**Exercise description**
Continue the concurring opinion on California Fish and Game Code § 5937, picking up right after its final sentence.
*** Opening of Passage provided ***
Court Opinion

ID: 9521414
Source: CourtListenerOpinion
Date Created: 2023-08-07 02:04:32.665137+00
Date Added: 2024-06-11T12:49:44.380483
License: Public Domain

NGUYEN, J.,
concurring in part and concurring in the result:
I agree with the majority that CLEAR’s claims for prospective relief are not time-barred and that its public trust and state constitutional claims impermissibly seek to compel agency compliance with broad statutory mandates rather than discrete actions. Unlike the majority, however, I do not think that the plain text of California Fish and Game Code § 5937 limits its application in this case. The statute says nothing about the purpose for which the dammed water is to be used. A dam is defined broadly to “include[ ] all artificial obstructions.” Cal. Fish & Game Code § 5900(a).
*** Close of Passage provided ***
*** Opening of Given records ***
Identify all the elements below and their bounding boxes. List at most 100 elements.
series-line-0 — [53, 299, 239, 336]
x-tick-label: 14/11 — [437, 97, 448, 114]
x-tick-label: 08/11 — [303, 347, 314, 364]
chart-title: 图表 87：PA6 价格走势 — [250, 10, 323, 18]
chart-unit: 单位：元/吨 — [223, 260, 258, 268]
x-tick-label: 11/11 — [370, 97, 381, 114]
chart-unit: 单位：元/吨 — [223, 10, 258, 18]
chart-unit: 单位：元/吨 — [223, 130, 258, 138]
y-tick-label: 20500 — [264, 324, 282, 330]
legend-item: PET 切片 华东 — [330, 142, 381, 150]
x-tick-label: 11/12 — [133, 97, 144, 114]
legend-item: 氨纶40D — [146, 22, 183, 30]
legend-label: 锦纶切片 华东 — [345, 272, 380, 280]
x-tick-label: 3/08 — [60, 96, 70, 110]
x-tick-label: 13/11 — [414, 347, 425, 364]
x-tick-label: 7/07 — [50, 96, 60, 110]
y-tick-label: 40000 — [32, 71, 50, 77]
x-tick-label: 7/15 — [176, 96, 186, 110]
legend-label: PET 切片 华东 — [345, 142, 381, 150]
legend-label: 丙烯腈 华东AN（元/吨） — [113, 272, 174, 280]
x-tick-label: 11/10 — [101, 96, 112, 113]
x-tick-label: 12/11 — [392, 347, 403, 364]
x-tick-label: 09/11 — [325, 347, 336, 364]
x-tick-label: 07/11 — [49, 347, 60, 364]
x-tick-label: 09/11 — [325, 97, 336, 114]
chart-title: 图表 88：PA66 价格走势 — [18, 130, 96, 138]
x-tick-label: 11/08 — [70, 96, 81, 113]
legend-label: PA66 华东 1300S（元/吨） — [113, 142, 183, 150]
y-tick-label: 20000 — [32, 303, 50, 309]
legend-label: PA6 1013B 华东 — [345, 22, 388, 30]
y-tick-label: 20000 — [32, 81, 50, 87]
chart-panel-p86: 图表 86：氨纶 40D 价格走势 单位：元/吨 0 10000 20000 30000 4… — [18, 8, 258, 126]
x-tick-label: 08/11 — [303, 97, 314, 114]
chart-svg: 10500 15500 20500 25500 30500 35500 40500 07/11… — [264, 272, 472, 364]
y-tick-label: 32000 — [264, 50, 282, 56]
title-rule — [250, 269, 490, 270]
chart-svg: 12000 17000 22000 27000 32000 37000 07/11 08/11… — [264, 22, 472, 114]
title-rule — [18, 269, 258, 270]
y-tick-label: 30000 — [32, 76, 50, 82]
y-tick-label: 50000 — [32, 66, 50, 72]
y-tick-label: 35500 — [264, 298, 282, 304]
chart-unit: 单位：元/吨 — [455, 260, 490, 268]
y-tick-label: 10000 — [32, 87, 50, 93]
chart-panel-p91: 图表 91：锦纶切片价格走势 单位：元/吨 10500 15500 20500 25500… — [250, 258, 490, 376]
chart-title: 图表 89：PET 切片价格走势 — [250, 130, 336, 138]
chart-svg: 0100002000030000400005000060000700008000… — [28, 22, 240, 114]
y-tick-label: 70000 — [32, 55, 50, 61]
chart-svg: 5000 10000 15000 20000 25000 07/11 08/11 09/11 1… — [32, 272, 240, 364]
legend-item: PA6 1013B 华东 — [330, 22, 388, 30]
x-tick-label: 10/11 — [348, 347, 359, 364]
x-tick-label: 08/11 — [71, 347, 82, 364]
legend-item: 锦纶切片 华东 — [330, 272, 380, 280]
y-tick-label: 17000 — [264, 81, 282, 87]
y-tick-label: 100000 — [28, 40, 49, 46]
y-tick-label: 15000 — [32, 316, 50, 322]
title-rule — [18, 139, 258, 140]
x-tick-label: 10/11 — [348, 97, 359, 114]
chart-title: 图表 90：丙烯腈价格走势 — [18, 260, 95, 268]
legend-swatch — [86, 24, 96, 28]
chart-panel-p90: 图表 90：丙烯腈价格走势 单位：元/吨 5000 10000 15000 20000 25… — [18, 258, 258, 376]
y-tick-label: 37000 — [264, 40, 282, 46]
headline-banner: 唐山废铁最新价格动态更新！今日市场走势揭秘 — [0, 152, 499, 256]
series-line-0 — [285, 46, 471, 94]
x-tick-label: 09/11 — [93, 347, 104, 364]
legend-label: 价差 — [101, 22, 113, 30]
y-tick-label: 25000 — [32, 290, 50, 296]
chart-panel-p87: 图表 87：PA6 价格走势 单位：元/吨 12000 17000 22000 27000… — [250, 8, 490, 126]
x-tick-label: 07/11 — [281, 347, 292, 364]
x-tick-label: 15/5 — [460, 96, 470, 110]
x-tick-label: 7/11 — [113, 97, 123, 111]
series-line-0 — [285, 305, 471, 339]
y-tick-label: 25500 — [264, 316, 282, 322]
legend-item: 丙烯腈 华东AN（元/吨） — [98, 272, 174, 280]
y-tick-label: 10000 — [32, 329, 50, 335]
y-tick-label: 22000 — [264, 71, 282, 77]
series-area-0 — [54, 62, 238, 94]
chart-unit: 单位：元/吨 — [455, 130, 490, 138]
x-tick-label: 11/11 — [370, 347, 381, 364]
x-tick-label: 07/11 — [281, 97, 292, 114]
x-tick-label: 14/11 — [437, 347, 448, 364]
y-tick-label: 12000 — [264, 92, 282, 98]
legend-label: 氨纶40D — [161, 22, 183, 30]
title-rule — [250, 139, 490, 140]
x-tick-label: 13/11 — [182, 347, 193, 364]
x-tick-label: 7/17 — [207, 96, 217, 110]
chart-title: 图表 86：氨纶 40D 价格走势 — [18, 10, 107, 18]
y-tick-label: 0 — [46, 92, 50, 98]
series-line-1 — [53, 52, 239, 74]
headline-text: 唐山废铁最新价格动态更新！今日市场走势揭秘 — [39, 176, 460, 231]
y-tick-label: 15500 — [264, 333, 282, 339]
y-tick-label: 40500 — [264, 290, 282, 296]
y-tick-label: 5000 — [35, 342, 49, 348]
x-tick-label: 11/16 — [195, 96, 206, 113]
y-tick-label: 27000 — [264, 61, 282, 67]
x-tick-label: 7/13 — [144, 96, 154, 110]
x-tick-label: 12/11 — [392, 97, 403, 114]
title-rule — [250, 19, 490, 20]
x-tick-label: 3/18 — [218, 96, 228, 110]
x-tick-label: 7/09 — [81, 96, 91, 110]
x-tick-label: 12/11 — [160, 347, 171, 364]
*** Close of Given records ***
**Expected answer**
I agree with the result, however, because Section 8 does not apply here. State law cannot dictate the structural or operational requirements of a federal levee that crosses the California-Arizona border in such a way that would affect the interstate *590flow of water along the lower Colorado River through the Cibola Cut. See California v. United States, 438 U.S. 645, 674 & n. 29, 98 S.Ct. 2985, 57 L.Ed.2d 1018 (1978) (“[T]he [Boulder Canyon] Project Act ‘plainly allows the States to do things not inconsistent with the Project Act or with federal control of the [lower Colorado] river.’ ” (quoting Arizona v. California, 373 U.S. 546, 588, 83 S.Ct. 1468, 10 L.Ed.2d 542 (1963))).